## BEGIN Given records

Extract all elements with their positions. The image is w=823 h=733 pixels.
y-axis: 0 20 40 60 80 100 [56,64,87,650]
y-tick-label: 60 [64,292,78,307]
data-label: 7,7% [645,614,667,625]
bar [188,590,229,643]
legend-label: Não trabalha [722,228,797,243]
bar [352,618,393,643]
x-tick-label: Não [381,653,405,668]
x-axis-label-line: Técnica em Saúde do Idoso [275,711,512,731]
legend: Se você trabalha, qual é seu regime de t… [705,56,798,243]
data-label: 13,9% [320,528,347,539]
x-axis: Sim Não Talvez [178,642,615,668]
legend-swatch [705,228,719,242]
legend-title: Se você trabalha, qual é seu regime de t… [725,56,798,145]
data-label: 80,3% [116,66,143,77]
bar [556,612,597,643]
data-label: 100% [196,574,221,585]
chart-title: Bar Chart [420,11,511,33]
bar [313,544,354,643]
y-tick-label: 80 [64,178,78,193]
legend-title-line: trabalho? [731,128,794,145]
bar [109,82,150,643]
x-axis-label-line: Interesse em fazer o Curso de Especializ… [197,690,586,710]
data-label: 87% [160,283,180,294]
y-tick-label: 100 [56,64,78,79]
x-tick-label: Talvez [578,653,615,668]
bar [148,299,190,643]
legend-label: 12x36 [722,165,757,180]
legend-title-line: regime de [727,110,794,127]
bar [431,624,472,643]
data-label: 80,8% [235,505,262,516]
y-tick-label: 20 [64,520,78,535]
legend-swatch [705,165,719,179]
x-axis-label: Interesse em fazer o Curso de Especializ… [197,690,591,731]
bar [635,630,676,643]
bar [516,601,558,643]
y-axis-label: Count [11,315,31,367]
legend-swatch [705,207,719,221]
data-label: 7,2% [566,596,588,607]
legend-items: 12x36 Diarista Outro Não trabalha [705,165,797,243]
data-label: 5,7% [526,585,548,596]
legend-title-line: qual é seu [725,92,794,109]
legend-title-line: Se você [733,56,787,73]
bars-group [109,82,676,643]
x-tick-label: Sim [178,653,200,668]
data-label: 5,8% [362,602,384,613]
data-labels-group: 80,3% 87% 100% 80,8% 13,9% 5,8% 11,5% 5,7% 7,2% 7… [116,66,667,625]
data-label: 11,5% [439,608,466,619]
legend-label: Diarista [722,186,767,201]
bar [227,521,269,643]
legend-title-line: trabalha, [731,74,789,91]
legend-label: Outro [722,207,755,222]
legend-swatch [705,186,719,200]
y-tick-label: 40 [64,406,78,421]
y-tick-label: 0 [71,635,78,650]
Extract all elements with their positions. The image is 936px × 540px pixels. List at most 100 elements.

## END Given records

◆ **What is required**
Copy the material above exactly as it appears, line for line.

◆ **Result of this exercise**
Extract all elements with their positions. The image is w=823 h=733 pixels.
y-axis: 0 20 40 60 80 100 [56,64,87,650]
y-tick-label: 60 [64,292,78,307]
data-label: 7,7% [645,614,667,625]
bar [188,590,229,643]
legend-label: Não trabalha [722,228,797,243]
bar [352,618,393,643]
x-tick-label: Não [381,653,405,668]
x-axis-label-line: Técnica em Saúde do Idoso [275,711,512,731]
legend: Se você trabalha, qual é seu regime de t… [705,56,798,243]
data-label: 13,9% [320,528,347,539]
x-axis: Sim Não Talvez [178,642,615,668]
legend-swatch [705,228,719,242]
legend-title: Se você trabalha, qual é seu regime de t… [725,56,798,145]
data-label: 80,3% [116,66,143,77]
bar [556,612,597,643]
data-label: 100% [196,574,221,585]
chart-title: Bar Chart [420,11,511,33]
bar [313,544,354,643]
y-tick-label: 80 [64,178,78,193]
legend-title-line: trabalho? [731,128,794,145]
bar [109,82,150,643]
x-axis-label-line: Interesse em fazer o Curso de Especializ… [197,690,586,710]
data-label: 87% [160,283,180,294]
y-tick-label: 100 [56,64,78,79]
x-tick-label: Talvez [578,653,615,668]
bar [148,299,190,643]
legend-label: 12x36 [722,165,757,180]
legend-title-line: regime de [727,110,794,127]
bar [431,624,472,643]
data-label: 80,8% [235,505,262,516]
y-tick-label: 20 [64,520,78,535]
legend-swatch [705,165,719,179]
x-axis-label: Interesse em fazer o Curso de Especializ… [197,690,591,731]
bar [635,630,676,643]
bar [516,601,558,643]
y-axis-label: Count [11,315,31,367]
legend-swatch [705,207,719,221]
data-label: 7,2% [566,596,588,607]
legend-items: 12x36 Diarista Outro Não trabalha [705,165,797,243]
data-label: 5,7% [526,585,548,596]
legend-title-line: qual é seu [725,92,794,109]
legend-title-line: Se você [733,56,787,73]
bars-group [109,82,676,643]
x-tick-label: Sim [178,653,200,668]
data-label: 5,8% [362,602,384,613]
data-labels-group: 80,3% 87% 100% 80,8% 13,9% 5,8% 11,5% 5,7% 7,2% 7… [116,66,667,625]
data-label: 11,5% [439,608,466,619]
legend-label: Diarista [722,186,767,201]
bar [227,521,269,643]
legend-title-line: trabalha, [731,74,789,91]
legend-label: Outro [722,207,755,222]
legend-swatch [705,186,719,200]
y-tick-label: 40 [64,406,78,421]
y-tick-label: 0 [71,635,78,650]
Extract all elements with their positions. The image is 936px × 540px pixels. List at most 100 elements.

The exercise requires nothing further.